[Work to complete]
Which lines hold the word "text"? Copy each of them from the material.

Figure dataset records
####################
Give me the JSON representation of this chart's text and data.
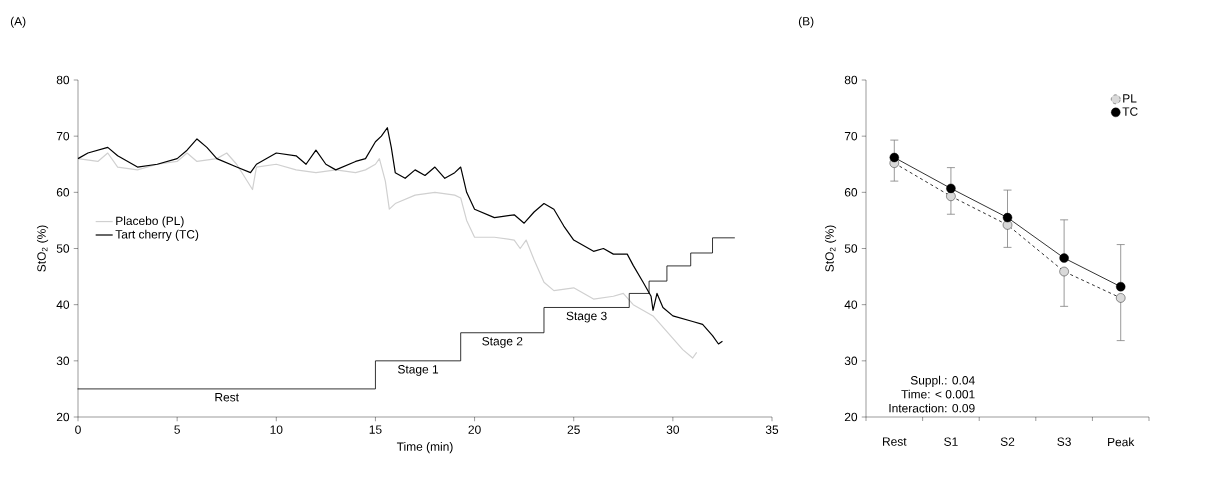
{
  "chart_data": [
    {
      "type": "line",
      "title": "(A)",
      "xlabel": "Time (min)",
      "ylabel": "StO$_{2}$ (%)",
      "xlim": [
        0,
        35
      ],
      "xticks": [
        0,
        5,
        10,
        15,
        20,
        25,
        30,
        35
      ],
      "ylim": [
        20,
        80
      ],
      "yticks": [
        20,
        30,
        40,
        50,
        60,
        70,
        80
      ],
      "legend": "left",
      "series": [
        {
          "name": "Placebo (PL)",
          "color": "#d0d0d0",
          "x": [
            0,
            1,
            1.5,
            2,
            3,
            4,
            5,
            5.5,
            6,
            7,
            7.5,
            8,
            8.8,
            9,
            10,
            11,
            12,
            13,
            14,
            14.5,
            15,
            15.2,
            15.5,
            15.7,
            16,
            17,
            18,
            19,
            19.3,
            19.6,
            20,
            21,
            22,
            22.3,
            22.6,
            23,
            23.5,
            24,
            25,
            26,
            27,
            27.5,
            28,
            29,
            30,
            30.5,
            31,
            31.2
          ],
          "values": [
            66,
            65.5,
            67,
            64.5,
            64,
            65,
            65.5,
            67,
            65.5,
            66,
            67,
            65,
            60.5,
            64.5,
            65,
            64,
            63.5,
            64,
            63.5,
            64,
            65,
            66,
            62,
            57,
            58,
            59.5,
            60,
            59.5,
            59,
            55,
            52,
            52,
            51.5,
            50,
            51.5,
            48,
            44,
            42.5,
            43,
            41,
            41.5,
            42,
            40,
            38,
            34,
            32,
            30.5,
            31.5
          ]
        },
        {
          "name": "Tart cherry (TC)",
          "color": "#000000",
          "x": [
            0,
            0.5,
            1,
            1.5,
            2,
            3,
            4,
            5,
            5.5,
            6,
            6.5,
            7,
            8,
            8.7,
            9,
            10,
            11,
            11.5,
            12,
            12.5,
            13,
            14,
            14.5,
            15,
            15.3,
            15.6,
            15.8,
            16,
            16.5,
            17,
            17.5,
            18,
            18.5,
            19,
            19.3,
            19.6,
            20,
            21,
            22,
            22.5,
            23,
            23.5,
            24,
            24.5,
            25,
            26,
            26.5,
            27,
            27.7,
            28,
            28.5,
            28.9,
            29,
            29.2,
            29.5,
            30,
            31,
            31.5,
            32,
            32.3,
            32.5
          ],
          "values": [
            66,
            67,
            67.5,
            68,
            66.5,
            64.5,
            65,
            66,
            67.5,
            69.5,
            68,
            66,
            64.5,
            63.5,
            65,
            67,
            66.5,
            65,
            67.5,
            65,
            64,
            65.5,
            66,
            69,
            70,
            71.5,
            68,
            63.5,
            62.5,
            64,
            63,
            64.5,
            62.5,
            63.5,
            64.5,
            60,
            57,
            55.5,
            56,
            54.5,
            56.5,
            58,
            57,
            54,
            51.5,
            49.5,
            50,
            49,
            49,
            47,
            44,
            41.5,
            39,
            42,
            39.5,
            38,
            37,
            36.5,
            34.5,
            33,
            33.5
          ]
        },
        {
          "type": "step",
          "color": "#000000",
          "x": [
            0,
            15,
            19.3,
            23.5,
            27.8,
            28.8,
            29.7,
            30.9,
            32,
            33.1
          ],
          "values": [
            25,
            30,
            35,
            39.5,
            42,
            44.2,
            46.9,
            49.2,
            51.9,
            51.9
          ]
        }
      ],
      "annotations": [
        "Rest",
        "Stage 1",
        "Stage 2",
        "Stage 3"
      ]
    },
    {
      "type": "line",
      "title": "(B)",
      "ylabel": "StO$_{2}$ (%)",
      "categories": [
        "Rest",
        "S1",
        "S2",
        "S3",
        "Peak"
      ],
      "ylim": [
        20,
        80
      ],
      "yticks": [
        20,
        30,
        40,
        50,
        60,
        70,
        80
      ],
      "legend": "top right",
      "marker": "circle",
      "series": [
        {
          "name": "PL",
          "color": "#d9d9d9",
          "line_style": "dashed",
          "values": [
            65.2,
            59.3,
            54.2,
            45.9,
            41.2
          ],
          "errors": [
            [
              62.0,
              65.2
            ],
            [
              56.1,
              59.3
            ],
            [
              50.2,
              54.2
            ],
            [
              39.7,
              45.9
            ],
            [
              33.6,
              41.2
            ]
          ]
        },
        {
          "name": "TC",
          "color": "#000000",
          "line_style": "solid",
          "values": [
            66.2,
            60.7,
            55.5,
            48.3,
            43.2
          ],
          "errors": [
            [
              66.2,
              69.3
            ],
            [
              60.7,
              64.4
            ],
            [
              55.5,
              60.4
            ],
            [
              48.3,
              55.1
            ],
            [
              43.2,
              50.7
            ]
          ]
        }
      ],
      "annotations": [
        "Suppl.: 0.04",
        "Time: < 0.001",
        "Interaction: 0.09"
      ]
    }
  ]
}
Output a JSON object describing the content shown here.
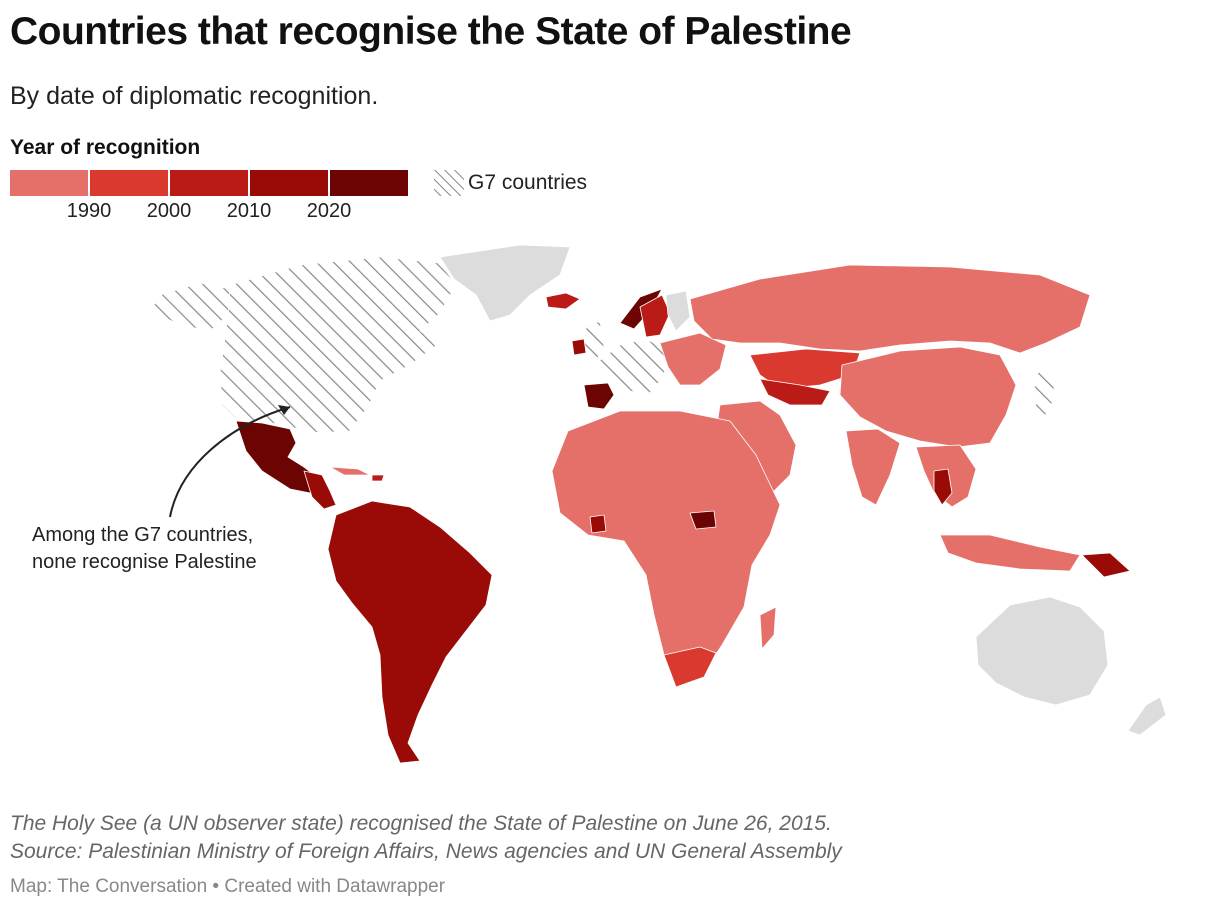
{
  "title": "Countries that recognise the State of Palestine",
  "subtitle": "By date of diplomatic recognition.",
  "legend": {
    "title": "Year of recognition",
    "colors": [
      "#e5706a",
      "#d9392f",
      "#bb1b17",
      "#9a0a07",
      "#6b0402"
    ],
    "ticks": [
      "1990",
      "2000",
      "2010",
      "2020"
    ],
    "g7_label": "G7 countries"
  },
  "map_colors": {
    "no_data": "#dcdcdc",
    "g7_hatch": "#888888",
    "border": "#ffffff"
  },
  "annotation": {
    "line1": "Among the G7 countries,",
    "line2": "none recognise Palestine"
  },
  "notes": {
    "line1": "The Holy See (a UN observer state) recognised the State of Palestine on June 26, 2015.",
    "line2": "Source: Palestinian Ministry of Foreign Affairs, News agencies and UN General Assembly"
  },
  "credit": "Map: The Conversation • Created with Datawrapper"
}
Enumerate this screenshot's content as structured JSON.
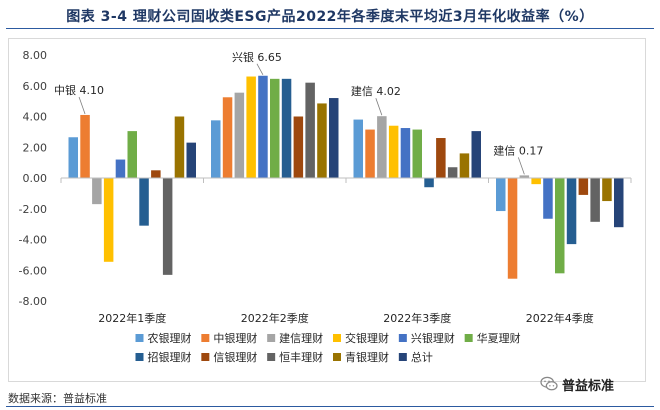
{
  "title": "图表 3-4   理财公司固收类ESG产品2022年各季度末平均近3月年化收益率（%）",
  "source": "数据来源：普益标准",
  "watermark": "普益标准",
  "chart_data": {
    "type": "bar",
    "title": "",
    "xlabel": "",
    "ylabel": "",
    "ylim": [
      -8,
      8
    ],
    "yticks": [
      "-8.00",
      "-6.00",
      "-4.00",
      "-2.00",
      "0.00",
      "2.00",
      "4.00",
      "6.00",
      "8.00"
    ],
    "categories": [
      "2022年1季度",
      "2022年2季度",
      "2022年3季度",
      "2022年4季度"
    ],
    "legend_position": "bottom",
    "series": [
      {
        "name": "农银理财",
        "color": "#5b9bd5",
        "values": [
          2.65,
          3.75,
          3.8,
          -2.15
        ]
      },
      {
        "name": "中银理财",
        "color": "#ed7d31",
        "values": [
          4.1,
          5.25,
          3.15,
          -6.55
        ]
      },
      {
        "name": "建信理财",
        "color": "#a5a5a5",
        "values": [
          -1.7,
          5.55,
          4.02,
          0.17
        ]
      },
      {
        "name": "交银理财",
        "color": "#ffc000",
        "values": [
          -5.45,
          6.6,
          3.4,
          -0.4
        ]
      },
      {
        "name": "兴银理财",
        "color": "#4472c4",
        "values": [
          1.2,
          6.65,
          3.25,
          -2.65
        ]
      },
      {
        "name": "华夏理财",
        "color": "#70ad47",
        "values": [
          3.05,
          6.45,
          3.15,
          -6.2
        ]
      },
      {
        "name": "招银理财",
        "color": "#255e91",
        "values": [
          -3.1,
          6.45,
          -0.6,
          -4.3
        ]
      },
      {
        "name": "信银理财",
        "color": "#9e480e",
        "values": [
          0.5,
          4.0,
          2.6,
          -1.1
        ]
      },
      {
        "name": "恒丰理财",
        "color": "#636363",
        "values": [
          -6.3,
          6.2,
          0.7,
          -2.85
        ]
      },
      {
        "name": "青银理财",
        "color": "#997300",
        "values": [
          4.0,
          4.85,
          1.6,
          -1.5
        ]
      },
      {
        "name": "总计",
        "color": "#264478",
        "values": [
          2.3,
          5.2,
          3.05,
          -3.2
        ]
      }
    ],
    "annotations": [
      {
        "text": "中银 4.10",
        "category": 0,
        "series": 1
      },
      {
        "text": "兴银 6.65",
        "category": 1,
        "series": 4
      },
      {
        "text": "建信 4.02",
        "category": 2,
        "series": 2
      },
      {
        "text": "建信 0.17",
        "category": 3,
        "series": 2
      }
    ]
  }
}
####################
[Expected output]
Give me the JSON representation of this chart's text and data.
        "text": "中银 4.10",
        "text": "兴银 6.65",
        "text": "建信 4.02",
        "text": "建信 0.17",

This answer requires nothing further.